■ Raw records ■
[BEGIN]

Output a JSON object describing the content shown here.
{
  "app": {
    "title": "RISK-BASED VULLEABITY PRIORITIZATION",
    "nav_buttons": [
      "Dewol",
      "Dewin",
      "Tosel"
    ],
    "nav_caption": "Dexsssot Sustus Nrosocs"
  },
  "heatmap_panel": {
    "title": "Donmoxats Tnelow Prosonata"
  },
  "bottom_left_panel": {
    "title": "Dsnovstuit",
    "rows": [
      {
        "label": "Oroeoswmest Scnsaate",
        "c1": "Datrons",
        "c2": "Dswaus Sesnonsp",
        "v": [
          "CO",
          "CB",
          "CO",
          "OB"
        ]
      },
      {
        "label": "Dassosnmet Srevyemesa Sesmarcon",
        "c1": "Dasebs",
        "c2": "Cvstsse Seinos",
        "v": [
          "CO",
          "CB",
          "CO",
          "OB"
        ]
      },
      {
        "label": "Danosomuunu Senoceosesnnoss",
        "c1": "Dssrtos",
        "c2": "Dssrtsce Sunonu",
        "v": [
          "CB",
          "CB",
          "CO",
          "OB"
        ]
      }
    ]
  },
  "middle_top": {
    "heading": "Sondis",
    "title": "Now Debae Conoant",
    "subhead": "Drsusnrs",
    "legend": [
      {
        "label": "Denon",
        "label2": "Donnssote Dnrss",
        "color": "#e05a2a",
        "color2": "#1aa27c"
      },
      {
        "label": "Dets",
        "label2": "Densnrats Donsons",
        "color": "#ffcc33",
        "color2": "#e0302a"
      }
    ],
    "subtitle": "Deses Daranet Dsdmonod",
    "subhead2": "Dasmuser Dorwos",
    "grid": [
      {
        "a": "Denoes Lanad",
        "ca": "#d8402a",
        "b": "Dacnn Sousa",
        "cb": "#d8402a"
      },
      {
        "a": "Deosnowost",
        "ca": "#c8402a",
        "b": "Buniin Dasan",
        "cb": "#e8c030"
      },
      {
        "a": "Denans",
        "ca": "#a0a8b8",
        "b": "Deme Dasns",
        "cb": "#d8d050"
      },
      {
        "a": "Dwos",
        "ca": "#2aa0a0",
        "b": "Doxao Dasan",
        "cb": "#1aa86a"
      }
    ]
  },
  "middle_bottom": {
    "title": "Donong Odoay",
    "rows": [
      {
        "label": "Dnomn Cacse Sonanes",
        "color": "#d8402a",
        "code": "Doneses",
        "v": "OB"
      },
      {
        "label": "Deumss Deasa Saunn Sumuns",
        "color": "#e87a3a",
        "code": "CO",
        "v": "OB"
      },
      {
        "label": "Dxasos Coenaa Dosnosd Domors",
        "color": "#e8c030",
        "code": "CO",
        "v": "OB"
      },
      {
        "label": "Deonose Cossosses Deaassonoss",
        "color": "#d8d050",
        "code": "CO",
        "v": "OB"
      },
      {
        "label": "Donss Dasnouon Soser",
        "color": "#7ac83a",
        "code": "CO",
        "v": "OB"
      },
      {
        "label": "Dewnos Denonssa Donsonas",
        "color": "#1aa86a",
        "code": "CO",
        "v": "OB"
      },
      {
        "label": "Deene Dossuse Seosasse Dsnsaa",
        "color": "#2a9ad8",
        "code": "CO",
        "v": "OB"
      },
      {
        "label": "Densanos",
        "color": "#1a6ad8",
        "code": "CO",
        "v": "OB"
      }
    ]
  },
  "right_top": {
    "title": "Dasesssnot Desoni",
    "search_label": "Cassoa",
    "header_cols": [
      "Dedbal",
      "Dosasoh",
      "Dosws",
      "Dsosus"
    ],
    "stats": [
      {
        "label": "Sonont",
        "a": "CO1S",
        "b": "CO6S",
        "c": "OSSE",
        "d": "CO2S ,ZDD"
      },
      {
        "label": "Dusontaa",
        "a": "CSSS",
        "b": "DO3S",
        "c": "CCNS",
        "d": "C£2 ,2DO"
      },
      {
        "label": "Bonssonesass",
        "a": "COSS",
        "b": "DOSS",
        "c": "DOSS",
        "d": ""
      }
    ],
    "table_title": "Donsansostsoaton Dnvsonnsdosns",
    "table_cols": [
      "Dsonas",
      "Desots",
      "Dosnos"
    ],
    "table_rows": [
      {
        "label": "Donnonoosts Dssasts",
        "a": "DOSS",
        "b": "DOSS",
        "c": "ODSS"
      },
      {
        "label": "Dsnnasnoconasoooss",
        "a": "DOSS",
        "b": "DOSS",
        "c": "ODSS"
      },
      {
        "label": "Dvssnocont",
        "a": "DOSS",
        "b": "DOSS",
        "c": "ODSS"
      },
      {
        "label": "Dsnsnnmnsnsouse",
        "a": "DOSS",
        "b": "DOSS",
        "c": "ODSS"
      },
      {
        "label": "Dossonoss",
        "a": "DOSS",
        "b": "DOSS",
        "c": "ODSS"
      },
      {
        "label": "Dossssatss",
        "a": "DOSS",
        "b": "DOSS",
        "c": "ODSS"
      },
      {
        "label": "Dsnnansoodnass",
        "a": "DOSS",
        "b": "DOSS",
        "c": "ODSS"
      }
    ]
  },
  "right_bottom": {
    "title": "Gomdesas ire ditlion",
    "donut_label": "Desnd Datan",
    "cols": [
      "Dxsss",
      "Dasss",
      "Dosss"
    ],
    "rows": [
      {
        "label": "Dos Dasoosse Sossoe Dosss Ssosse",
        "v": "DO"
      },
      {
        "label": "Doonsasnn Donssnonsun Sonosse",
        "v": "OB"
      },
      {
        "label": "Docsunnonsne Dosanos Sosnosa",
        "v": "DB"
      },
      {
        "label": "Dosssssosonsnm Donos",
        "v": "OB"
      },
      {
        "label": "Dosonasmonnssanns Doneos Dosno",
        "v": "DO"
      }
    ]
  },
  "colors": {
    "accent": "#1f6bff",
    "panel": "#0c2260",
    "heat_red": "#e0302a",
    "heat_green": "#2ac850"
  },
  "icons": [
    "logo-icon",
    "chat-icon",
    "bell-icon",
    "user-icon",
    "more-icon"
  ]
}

[END]

■ What you should do ■
Extract every record. Keep wording exact.

■ Task result ■
Output a JSON object describing the content shown here.
{
  "app": {
    "title": "RISK-BASED VULLEABITY PRIORITIZATION",
    "nav_buttons": [
      "Dewol",
      "Dewin",
      "Tosel"
    ],
    "nav_caption": "Dexsssot Sustus Nrosocs"
  },
  "heatmap_panel": {
    "title": "Donmoxats Tnelow Prosonata"
  },
  "bottom_left_panel": {
    "title": "Dsnovstuit",
    "rows": [
      {
        "label": "Oroeoswmest Scnsaate",
        "c1": "Datrons",
        "c2": "Dswaus Sesnonsp",
        "v": [
          "CO",
          "CB",
          "CO",
          "OB"
        ]
      },
      {
        "label": "Dassosnmet Srevyemesa Sesmarcon",
        "c1": "Dasebs",
        "c2": "Cvstsse Seinos",
        "v": [
          "CO",
          "CB",
          "CO",
          "OB"
        ]
      },
      {
        "label": "Danosomuunu Senoceosesnnoss",
        "c1": "Dssrtos",
        "c2": "Dssrtsce Sunonu",
        "v": [
          "CB",
          "CB",
          "CO",
          "OB"
        ]
      }
    ]
  },
  "middle_top": {
    "heading": "Sondis",
    "title": "Now Debae Conoant",
    "subhead": "Drsusnrs",
    "legend": [
      {
        "label": "Denon",
        "label2": "Donnssote Dnrss",
        "color": "#e05a2a",
        "color2": "#1aa27c"
      },
      {
        "label": "Dets",
        "label2": "Densnrats Donsons",
        "color": "#ffcc33",
        "color2": "#e0302a"
      }
    ],
    "subtitle": "Deses Daranet Dsdmonod",
    "subhead2": "Dasmuser Dorwos",
    "grid": [
      {
        "a": "Denoes Lanad",
        "ca": "#d8402a",
        "b": "Dacnn Sousa",
        "cb": "#d8402a"
      },
      {
        "a": "Deosnowost",
        "ca": "#c8402a",
        "b": "Buniin Dasan",
        "cb": "#e8c030"
      },
      {
        "a": "Denans",
        "ca": "#a0a8b8",
        "b": "Deme Dasns",
        "cb": "#d8d050"
      },
      {
        "a": "Dwos",
        "ca": "#2aa0a0",
        "b": "Doxao Dasan",
        "cb": "#1aa86a"
      }
    ]
  },
  "middle_bottom": {
    "title": "Donong Odoay",
    "rows": [
      {
        "label": "Dnomn Cacse Sonanes",
        "color": "#d8402a",
        "code": "Doneses",
        "v": "OB"
      },
      {
        "label": "Deumss Deasa Saunn Sumuns",
        "color": "#e87a3a",
        "code": "CO",
        "v": "OB"
      },
      {
        "label": "Dxasos Coenaa Dosnosd Domors",
        "color": "#e8c030",
        "code": "CO",
        "v": "OB"
      },
      {
        "label": "Deonose Cossosses Deaassonoss",
        "color": "#d8d050",
        "code": "CO",
        "v": "OB"
      },
      {
        "label": "Donss Dasnouon Soser",
        "color": "#7ac83a",
        "code": "CO",
        "v": "OB"
      },
      {
        "label": "Dewnos Denonssa Donsonas",
        "color": "#1aa86a",
        "code": "CO",
        "v": "OB"
      },
      {
        "label": "Deene Dossuse Seosasse Dsnsaa",
        "color": "#2a9ad8",
        "code": "CO",
        "v": "OB"
      },
      {
        "label": "Densanos",
        "color": "#1a6ad8",
        "code": "CO",
        "v": "OB"
      }
    ]
  },
  "right_top": {
    "title": "Dasesssnot Desoni",
    "search_label": "Cassoa",
    "header_cols": [
      "Dedbal",
      "Dosasoh",
      "Dosws",
      "Dsosus"
    ],
    "stats": [
      {
        "label": "Sonont",
        "a": "CO1S",
        "b": "CO6S",
        "c": "OSSE",
        "d": "CO2S ,ZDD"
      },
      {
        "label": "Dusontaa",
        "a": "CSSS",
        "b": "DO3S",
        "c": "CCNS",
        "d": "C£2 ,2DO"
      },
      {
        "label": "Bonssonesass",
        "a": "COSS",
        "b": "DOSS",
        "c": "DOSS",
        "d": ""
      }
    ],
    "table_title": "Donsansostsoaton Dnvsonnsdosns",
    "table_cols": [
      "Dsonas",
      "Desots",
      "Dosnos"
    ],
    "table_rows": [
      {
        "label": "Donnonoosts Dssasts",
        "a": "DOSS",
        "b": "DOSS",
        "c": "ODSS"
      },
      {
        "label": "Dsnnasnoconasoooss",
        "a": "DOSS",
        "b": "DOSS",
        "c": "ODSS"
      },
      {
        "label": "Dvssnocont",
        "a": "DOSS",
        "b": "DOSS",
        "c": "ODSS"
      },
      {
        "label": "Dsnsnnmnsnsouse",
        "a": "DOSS",
        "b": "DOSS",
        "c": "ODSS"
      },
      {
        "label": "Dossonoss",
        "a": "DOSS",
        "b": "DOSS",
        "c": "ODSS"
      },
      {
        "label": "Dossssatss",
        "a": "DOSS",
        "b": "DOSS",
        "c": "ODSS"
      },
      {
        "label": "Dsnnansoodnass",
        "a": "DOSS",
        "b": "DOSS",
        "c": "ODSS"
      }
    ]
  },
  "right_bottom": {
    "title": "Gomdesas ire ditlion",
    "donut_label": "Desnd Datan",
    "cols": [
      "Dxsss",
      "Dasss",
      "Dosss"
    ],
    "rows": [
      {
        "label": "Dos Dasoosse Sossoe Dosss Ssosse",
        "v": "DO"
      },
      {
        "label": "Doonsasnn Donssnonsun Sonosse",
        "v": "OB"
      },
      {
        "label": "Docsunnonsne Dosanos Sosnosa",
        "v": "DB"
      },
      {
        "label": "Dosssssosonsnm Donos",
        "v": "OB"
      },
      {
        "label": "Dosonasmonnssanns Doneos Dosno",
        "v": "DO"
      }
    ]
  },
  "colors": {
    "accent": "#1f6bff",
    "panel": "#0c2260",
    "heat_red": "#e0302a",
    "heat_green": "#2ac850"
  },
  "icons": [
    "logo-icon",
    "chat-icon",
    "bell-icon",
    "user-icon",
    "more-icon"
  ]
}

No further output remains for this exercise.